> [What you need to do]: Pull out every line below that contains the word "Тунгускѣ".

> [Extracted material]:
#####
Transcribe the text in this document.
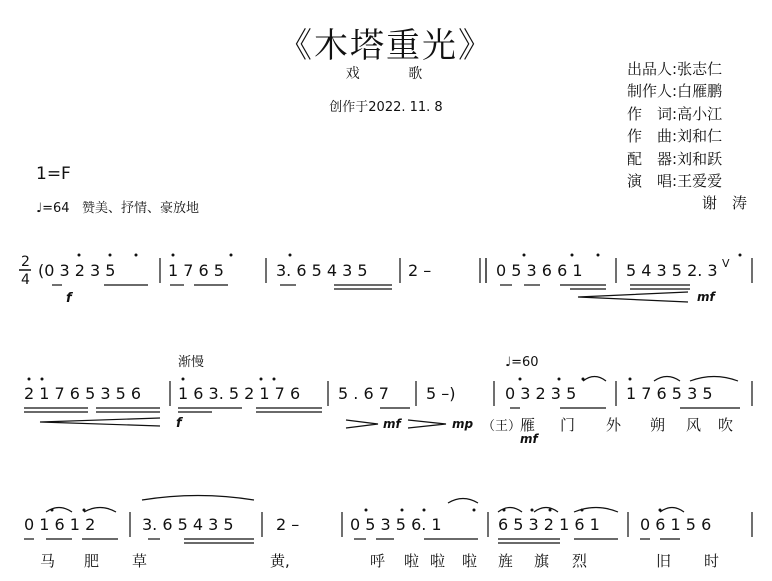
《木塔重光》
戏 歌
创作于2022. 11. 8
出品人:张志仁
制作人:白雁鹏
作　词:高小江
作　曲:刘和仁
配　器:刘和跃
演　唱:王爱爱
谢　涛
1=F
♩=64 赞美、抒情、豪放地
2
4 (0 3 2 3 5	1 7 6 5	3. 6 5 4 3 5	2 –	0 5 3 6 6 1	5 4 3 5 2. 3
f	mf
V
渐慢	♩=60
2 1 7 6 5 3 5 6 1 6 3. 5 2 1 7 6 5 . 6 7 5 –)	0 3 2 3 5	1 7 6 5 3 5
f	mf	mp
mf
（王）
雁 门 外 朔 风 吹
0 1 6 1 2	3. 6 5 4 3 5	2 –	0 5 3 5 6. 1	6 5 3 2 1 6 1	0 6 1 5 6
马 肥 草	黄,	呼 啦 啦 啦 旌 旗 烈	旧 时
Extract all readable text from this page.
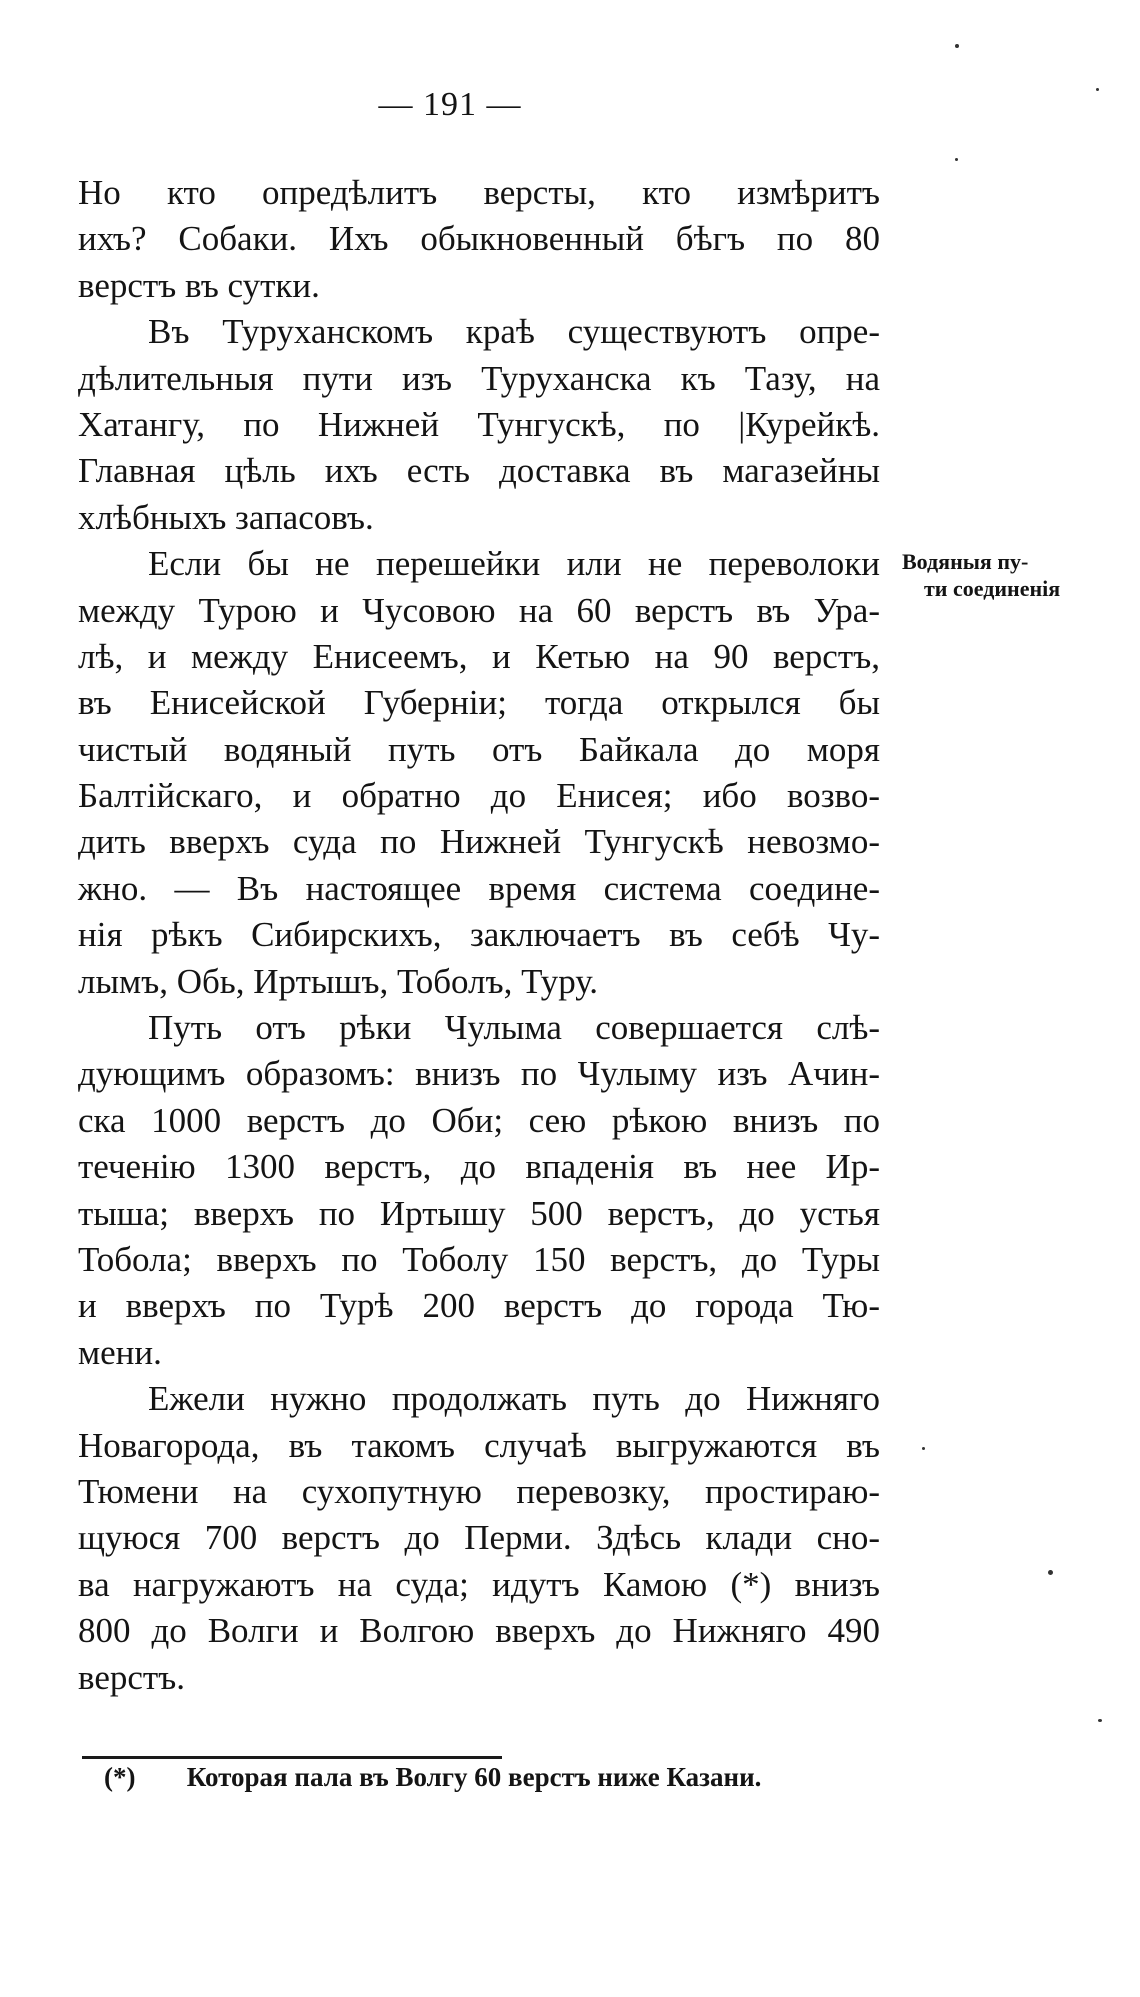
— 191 —
Но кто опредѣлитъ версты, кто измѣритъ
ихъ? Собаки. Ихъ обыкновенный бѣгъ по 80
верстъ въ сутки.
Въ Туруханскомъ краѣ существуютъ опре-
дѣлительныя пути изъ Туруханска къ Тазу, на
Хатангу, по Нижней Тунгускѣ, по |Курейкѣ.
Главная цѣль ихъ есть доставка въ магазейны
хлѣбныхъ запасовъ.
Если бы не перешейки или не переволоки
между Турою и Чусовою на 60 верстъ въ Ура-
лѣ, и между Енисеемъ, и Кетью на 90 верстъ,
въ Енисейской Губерніи; тогда открылся бы
чистый водяный путь отъ Байкала до моря
Балтійскаго, и обратно до Енисея; ибо возво-
дить вверхъ суда по Нижней Тунгускѣ невозмо-
жно. — Въ настоящее время система соедине-
нія рѣкъ Сибирскихъ, заключаетъ въ себѣ Чу-
лымъ, Обь, Иртышъ, Тоболъ, Туру.
Путь отъ рѣки Чулыма совершается слѣ-
дующимъ образомъ: внизъ по Чулыму изъ Ачин-
ска 1000 верстъ до Оби; сею рѣкою внизъ по
теченію 1300 верстъ, до впаденія въ нее Ир-
тыша; вверхъ по Иртышу 500 верстъ, до устья
Тобола; вверхъ по Тоболу 150 верстъ, до Туры
и вверхъ по Турѣ 200 верстъ до города Тю-
мени.
Ежели нужно продолжать путь до Нижняго
Новагорода, въ такомъ случаѣ выгружаются въ
Тюмени на сухопутную перевозку, простираю-
щуюся 700 верстъ до Перми. Здѣсь клади сно-
ва нагружаютъ на суда; идутъ Камою (*) внизъ
800 до Волги и Волгою вверхъ до Нижняго 490
верстъ.
Водяныя пу-
ти соединенія
(*) Которая пала въ Волгу 60 верстъ ниже Казани.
#####
> [Task answer]:
Хатангу, по Нижней Тунгускѣ, по |Курейкѣ.
дить вверхъ суда по Нижней Тунгускѣ невозмо-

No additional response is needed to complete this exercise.